*Input rows*:
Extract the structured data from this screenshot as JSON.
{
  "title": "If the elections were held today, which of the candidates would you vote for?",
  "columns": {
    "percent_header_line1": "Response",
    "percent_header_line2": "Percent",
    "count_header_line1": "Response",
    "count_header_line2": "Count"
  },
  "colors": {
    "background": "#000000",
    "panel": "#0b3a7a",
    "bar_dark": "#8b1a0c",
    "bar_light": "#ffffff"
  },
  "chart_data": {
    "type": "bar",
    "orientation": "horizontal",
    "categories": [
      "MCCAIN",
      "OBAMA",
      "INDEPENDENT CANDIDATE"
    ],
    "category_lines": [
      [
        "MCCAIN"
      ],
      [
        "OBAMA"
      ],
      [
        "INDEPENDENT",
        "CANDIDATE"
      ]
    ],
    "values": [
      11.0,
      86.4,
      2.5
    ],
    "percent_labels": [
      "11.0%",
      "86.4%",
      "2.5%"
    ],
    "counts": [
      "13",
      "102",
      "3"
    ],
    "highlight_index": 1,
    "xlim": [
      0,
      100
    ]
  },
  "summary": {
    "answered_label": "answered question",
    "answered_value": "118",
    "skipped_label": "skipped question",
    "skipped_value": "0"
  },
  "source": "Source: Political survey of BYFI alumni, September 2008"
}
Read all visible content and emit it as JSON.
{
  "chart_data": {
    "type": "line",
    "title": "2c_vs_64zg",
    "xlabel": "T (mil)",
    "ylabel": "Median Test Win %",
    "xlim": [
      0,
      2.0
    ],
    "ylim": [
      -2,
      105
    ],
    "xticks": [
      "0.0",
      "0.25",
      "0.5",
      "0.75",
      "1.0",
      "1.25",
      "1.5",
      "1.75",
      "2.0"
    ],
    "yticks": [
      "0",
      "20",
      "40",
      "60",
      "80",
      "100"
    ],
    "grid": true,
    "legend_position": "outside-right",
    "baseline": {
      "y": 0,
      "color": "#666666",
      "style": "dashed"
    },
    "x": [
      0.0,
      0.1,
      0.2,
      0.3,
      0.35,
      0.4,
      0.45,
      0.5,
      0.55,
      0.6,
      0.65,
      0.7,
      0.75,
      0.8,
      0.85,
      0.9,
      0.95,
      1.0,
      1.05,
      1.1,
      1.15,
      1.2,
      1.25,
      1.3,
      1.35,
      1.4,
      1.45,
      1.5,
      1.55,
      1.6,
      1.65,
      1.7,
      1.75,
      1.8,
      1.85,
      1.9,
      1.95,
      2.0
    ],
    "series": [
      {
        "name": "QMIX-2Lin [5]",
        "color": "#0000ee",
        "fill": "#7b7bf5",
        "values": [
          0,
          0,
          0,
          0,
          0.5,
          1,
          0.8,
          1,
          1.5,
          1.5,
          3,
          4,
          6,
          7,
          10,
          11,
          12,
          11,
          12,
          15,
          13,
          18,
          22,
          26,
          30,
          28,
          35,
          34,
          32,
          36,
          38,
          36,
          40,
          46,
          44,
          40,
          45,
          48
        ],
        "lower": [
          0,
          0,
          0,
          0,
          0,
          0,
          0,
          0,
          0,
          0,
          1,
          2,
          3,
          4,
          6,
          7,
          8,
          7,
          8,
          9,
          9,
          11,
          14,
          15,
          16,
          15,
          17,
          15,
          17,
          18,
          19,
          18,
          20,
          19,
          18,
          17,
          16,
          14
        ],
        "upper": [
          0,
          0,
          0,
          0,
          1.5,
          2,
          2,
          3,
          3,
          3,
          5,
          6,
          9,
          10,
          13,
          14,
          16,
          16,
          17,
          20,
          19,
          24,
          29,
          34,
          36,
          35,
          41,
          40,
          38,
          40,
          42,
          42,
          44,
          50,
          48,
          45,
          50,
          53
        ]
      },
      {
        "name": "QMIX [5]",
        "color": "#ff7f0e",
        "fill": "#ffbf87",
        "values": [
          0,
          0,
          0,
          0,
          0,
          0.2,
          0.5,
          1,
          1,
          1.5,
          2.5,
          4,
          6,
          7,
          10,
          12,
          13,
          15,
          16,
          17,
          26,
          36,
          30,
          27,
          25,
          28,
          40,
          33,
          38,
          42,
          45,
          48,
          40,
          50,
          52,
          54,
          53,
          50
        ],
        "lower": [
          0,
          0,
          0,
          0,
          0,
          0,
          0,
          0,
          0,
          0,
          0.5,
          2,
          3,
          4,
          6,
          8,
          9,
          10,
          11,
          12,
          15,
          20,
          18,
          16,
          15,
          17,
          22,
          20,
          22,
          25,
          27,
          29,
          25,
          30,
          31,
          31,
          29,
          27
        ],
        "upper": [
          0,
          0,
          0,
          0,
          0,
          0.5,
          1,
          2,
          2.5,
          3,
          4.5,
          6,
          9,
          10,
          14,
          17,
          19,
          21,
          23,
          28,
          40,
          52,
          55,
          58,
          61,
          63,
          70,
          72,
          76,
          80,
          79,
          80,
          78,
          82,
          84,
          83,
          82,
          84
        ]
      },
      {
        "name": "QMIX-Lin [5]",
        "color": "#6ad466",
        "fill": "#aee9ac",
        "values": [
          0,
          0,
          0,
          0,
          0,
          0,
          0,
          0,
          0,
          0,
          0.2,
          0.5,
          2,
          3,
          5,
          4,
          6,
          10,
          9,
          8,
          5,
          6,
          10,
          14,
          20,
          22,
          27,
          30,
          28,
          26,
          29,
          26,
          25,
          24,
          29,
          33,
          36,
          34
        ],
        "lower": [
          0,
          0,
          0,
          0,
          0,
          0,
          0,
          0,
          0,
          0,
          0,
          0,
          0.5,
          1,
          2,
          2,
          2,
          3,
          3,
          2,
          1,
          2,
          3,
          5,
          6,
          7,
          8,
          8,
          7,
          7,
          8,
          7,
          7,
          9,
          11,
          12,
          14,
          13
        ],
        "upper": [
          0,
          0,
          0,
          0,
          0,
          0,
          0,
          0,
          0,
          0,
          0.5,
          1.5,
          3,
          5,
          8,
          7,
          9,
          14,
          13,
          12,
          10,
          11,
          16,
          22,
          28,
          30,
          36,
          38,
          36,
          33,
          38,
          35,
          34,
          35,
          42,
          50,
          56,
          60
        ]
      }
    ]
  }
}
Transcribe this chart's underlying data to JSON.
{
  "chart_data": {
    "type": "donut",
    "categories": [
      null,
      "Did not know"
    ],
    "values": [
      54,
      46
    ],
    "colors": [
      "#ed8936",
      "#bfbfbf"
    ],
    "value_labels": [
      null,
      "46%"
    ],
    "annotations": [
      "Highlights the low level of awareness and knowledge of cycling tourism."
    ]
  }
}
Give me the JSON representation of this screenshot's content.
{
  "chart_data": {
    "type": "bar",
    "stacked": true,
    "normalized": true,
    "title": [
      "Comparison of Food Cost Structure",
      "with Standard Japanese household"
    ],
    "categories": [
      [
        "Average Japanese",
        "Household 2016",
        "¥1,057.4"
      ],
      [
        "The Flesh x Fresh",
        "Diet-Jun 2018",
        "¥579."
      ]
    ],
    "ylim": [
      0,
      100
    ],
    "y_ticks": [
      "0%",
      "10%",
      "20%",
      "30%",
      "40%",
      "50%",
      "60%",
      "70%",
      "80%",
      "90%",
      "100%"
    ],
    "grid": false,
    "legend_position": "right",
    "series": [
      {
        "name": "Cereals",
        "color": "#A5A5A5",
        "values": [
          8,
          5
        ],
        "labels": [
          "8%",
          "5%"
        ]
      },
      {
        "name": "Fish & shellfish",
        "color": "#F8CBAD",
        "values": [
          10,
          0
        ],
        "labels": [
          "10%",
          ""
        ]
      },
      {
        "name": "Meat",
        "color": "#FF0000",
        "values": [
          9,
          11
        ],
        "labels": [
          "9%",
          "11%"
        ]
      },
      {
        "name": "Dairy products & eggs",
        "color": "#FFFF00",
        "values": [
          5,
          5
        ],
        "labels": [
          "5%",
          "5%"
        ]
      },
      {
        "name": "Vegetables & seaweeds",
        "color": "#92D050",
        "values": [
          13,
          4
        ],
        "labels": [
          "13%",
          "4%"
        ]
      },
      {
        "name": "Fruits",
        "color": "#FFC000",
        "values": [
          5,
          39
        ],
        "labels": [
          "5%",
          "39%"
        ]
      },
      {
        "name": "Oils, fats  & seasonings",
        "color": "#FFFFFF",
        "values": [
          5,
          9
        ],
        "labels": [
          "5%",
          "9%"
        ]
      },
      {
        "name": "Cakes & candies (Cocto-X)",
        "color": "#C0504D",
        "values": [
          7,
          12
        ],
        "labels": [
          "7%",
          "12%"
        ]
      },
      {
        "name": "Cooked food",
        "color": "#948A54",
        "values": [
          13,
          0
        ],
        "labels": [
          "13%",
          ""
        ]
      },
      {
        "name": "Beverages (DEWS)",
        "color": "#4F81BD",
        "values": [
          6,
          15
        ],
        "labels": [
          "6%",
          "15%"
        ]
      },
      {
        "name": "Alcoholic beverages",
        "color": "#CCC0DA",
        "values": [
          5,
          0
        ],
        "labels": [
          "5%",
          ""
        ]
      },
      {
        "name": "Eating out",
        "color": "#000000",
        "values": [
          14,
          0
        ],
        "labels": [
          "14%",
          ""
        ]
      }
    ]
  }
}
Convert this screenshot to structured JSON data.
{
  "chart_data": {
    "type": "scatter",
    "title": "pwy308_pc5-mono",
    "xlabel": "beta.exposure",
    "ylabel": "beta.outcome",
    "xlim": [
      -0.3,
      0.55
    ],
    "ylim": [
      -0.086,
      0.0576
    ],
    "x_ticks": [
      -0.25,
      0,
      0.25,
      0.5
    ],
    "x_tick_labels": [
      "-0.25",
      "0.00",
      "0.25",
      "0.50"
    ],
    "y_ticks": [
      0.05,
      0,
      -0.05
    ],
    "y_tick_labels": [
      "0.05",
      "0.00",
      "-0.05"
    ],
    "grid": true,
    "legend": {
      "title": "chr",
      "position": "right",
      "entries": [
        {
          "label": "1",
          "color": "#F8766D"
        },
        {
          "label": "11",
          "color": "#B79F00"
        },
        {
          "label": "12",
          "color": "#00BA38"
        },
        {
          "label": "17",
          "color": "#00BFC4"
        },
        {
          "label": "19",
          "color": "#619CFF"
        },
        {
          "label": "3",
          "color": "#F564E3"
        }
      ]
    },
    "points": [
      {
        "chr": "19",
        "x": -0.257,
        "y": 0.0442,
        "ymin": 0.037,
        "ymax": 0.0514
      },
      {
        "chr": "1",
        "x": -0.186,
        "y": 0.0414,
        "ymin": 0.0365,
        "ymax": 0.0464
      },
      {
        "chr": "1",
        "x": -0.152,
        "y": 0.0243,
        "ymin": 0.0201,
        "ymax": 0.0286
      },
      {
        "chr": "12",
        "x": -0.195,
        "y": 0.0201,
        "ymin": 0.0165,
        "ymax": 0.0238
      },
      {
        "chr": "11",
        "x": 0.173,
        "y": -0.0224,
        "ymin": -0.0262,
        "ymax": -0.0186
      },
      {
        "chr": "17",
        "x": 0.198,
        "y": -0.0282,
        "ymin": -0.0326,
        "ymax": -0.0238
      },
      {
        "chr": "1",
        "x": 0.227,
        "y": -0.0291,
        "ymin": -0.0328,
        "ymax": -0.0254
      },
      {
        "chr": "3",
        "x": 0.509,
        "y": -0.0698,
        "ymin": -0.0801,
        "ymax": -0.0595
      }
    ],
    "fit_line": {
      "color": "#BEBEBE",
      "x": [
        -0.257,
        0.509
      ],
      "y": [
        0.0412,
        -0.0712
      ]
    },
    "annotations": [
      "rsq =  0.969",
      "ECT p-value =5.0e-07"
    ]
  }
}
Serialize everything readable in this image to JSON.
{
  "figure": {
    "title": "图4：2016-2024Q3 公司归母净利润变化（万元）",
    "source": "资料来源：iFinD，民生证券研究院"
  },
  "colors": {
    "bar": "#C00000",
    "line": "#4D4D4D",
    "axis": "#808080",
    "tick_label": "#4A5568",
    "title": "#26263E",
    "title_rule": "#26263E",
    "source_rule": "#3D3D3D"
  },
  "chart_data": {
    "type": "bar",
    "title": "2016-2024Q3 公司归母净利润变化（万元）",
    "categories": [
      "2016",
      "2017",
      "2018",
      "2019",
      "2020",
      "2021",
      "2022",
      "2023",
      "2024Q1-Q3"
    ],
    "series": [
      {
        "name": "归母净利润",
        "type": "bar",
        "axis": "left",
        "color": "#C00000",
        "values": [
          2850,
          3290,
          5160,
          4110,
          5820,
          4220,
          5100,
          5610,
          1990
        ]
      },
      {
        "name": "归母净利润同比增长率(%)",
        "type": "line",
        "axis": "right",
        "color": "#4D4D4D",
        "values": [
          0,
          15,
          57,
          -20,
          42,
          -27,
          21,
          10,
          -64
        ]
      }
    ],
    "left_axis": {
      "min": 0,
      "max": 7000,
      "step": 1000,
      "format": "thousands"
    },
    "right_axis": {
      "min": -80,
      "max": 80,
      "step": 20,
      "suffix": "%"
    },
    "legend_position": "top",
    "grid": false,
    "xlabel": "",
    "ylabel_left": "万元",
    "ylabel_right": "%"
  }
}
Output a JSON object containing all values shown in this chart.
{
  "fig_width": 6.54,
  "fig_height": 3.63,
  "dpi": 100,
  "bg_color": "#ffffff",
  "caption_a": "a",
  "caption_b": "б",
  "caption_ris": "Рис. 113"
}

*The exercise*: Check each line above for the string "INDEPENDENT" and show the ones that have it.

*Result for this exercise*:
      "INDEPENDENT CANDIDATE"
        "INDEPENDENT",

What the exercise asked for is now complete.